__Your instructions__. Take the entries below and reproduce them word for word.

Some records:
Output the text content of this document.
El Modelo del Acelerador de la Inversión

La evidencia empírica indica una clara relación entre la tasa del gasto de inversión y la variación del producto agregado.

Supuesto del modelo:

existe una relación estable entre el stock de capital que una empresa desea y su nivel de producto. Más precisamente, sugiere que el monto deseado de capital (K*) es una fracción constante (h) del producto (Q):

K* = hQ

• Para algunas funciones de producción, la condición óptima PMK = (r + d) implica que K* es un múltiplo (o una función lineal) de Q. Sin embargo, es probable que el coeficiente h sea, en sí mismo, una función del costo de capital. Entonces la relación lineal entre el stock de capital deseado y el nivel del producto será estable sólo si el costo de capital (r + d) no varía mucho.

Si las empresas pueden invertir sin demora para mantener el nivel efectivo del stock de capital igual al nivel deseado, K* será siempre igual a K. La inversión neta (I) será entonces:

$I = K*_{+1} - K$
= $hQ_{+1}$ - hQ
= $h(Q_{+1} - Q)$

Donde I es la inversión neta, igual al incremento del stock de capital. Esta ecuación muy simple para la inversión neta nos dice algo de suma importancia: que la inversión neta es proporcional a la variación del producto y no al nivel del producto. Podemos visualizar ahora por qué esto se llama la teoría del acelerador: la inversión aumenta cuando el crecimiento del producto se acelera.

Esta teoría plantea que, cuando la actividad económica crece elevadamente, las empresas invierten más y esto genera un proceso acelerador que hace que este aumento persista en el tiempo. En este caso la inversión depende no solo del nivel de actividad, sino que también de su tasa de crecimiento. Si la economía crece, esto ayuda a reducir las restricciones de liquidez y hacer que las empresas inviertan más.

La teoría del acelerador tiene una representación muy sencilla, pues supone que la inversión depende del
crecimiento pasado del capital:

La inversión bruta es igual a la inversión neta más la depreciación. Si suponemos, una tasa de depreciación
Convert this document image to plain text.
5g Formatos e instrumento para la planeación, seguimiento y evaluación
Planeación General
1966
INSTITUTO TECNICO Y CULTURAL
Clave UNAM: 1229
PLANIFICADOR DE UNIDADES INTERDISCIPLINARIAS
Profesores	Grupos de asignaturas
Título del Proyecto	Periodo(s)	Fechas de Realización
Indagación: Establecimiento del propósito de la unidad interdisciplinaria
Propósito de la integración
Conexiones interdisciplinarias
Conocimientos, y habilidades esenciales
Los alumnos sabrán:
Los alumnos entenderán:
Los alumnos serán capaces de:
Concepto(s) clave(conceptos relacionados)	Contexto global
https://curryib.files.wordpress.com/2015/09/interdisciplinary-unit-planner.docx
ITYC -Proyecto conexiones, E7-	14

__Complete answer__.
Output the text content of this document.
El Modelo del Acelerador de la Inversión

La evidencia empírica indica una clara relación entre la tasa del gasto de inversión y la variación del producto agregado.

Supuesto del modelo:

existe una relación estable entre el stock de capital que una empresa desea y su nivel de producto. Más precisamente, sugiere que el monto deseado de capital (K*) es una fracción constante (h) del producto (Q):

K* = hQ

• Para algunas funciones de producción, la condición óptima PMK = (r + d) implica que K* es un múltiplo (o una función lineal) de Q. Sin embargo, es probable que el coeficiente h sea, en sí mismo, una función del costo de capital. Entonces la relación lineal entre el stock de capital deseado y el nivel del producto será estable sólo si el costo de capital (r + d) no varía mucho.

Si las empresas pueden invertir sin demora para mantener el nivel efectivo del stock de capital igual al nivel deseado, K* será siempre igual a K. La inversión neta (I) será entonces:

$I = K*_{+1} - K$
= $hQ_{+1}$ - hQ
= $h(Q_{+1} - Q)$

Donde I es la inversión neta, igual al incremento del stock de capital. Esta ecuación muy simple para la inversión neta nos dice algo de suma importancia: que la inversión neta es proporcional a la variación del producto y no al nivel del producto. Podemos visualizar ahora por qué esto se llama la teoría del acelerador: la inversión aumenta cuando el crecimiento del producto se acelera.

Esta teoría plantea que, cuando la actividad económica crece elevadamente, las empresas invierten más y esto genera un proceso acelerador que hace que este aumento persista en el tiempo. En este caso la inversión depende no solo del nivel de actividad, sino que también de su tasa de crecimiento. Si la economía crece, esto ayuda a reducir las restricciones de liquidez y hacer que las empresas inviertan más.

La teoría del acelerador tiene una representación muy sencilla, pues supone que la inversión depende del
crecimiento pasado del capital:

La inversión bruta es igual a la inversión neta más la depreciación. Si suponemos, una tasa de depreciación
Convert this document image to plain text.
5g Formatos e instrumento para la planeación, seguimiento y evaluación
Planeación General
1966
INSTITUTO TECNICO Y CULTURAL
Clave UNAM: 1229
PLANIFICADOR DE UNIDADES INTERDISCIPLINARIAS
Profesores	Grupos de asignaturas
Título del Proyecto	Periodo(s)	Fechas de Realización
Indagación: Establecimiento del propósito de la unidad interdisciplinaria
Propósito de la integración
Conexiones interdisciplinarias
Conocimientos, y habilidades esenciales
Los alumnos sabrán:
Los alumnos entenderán:
Los alumnos serán capaces de:
Concepto(s) clave(conceptos relacionados)	Contexto global
https://curryib.files.wordpress.com/2015/09/interdisciplinary-unit-planner.docx
ITYC -Proyecto conexiones, E7-	14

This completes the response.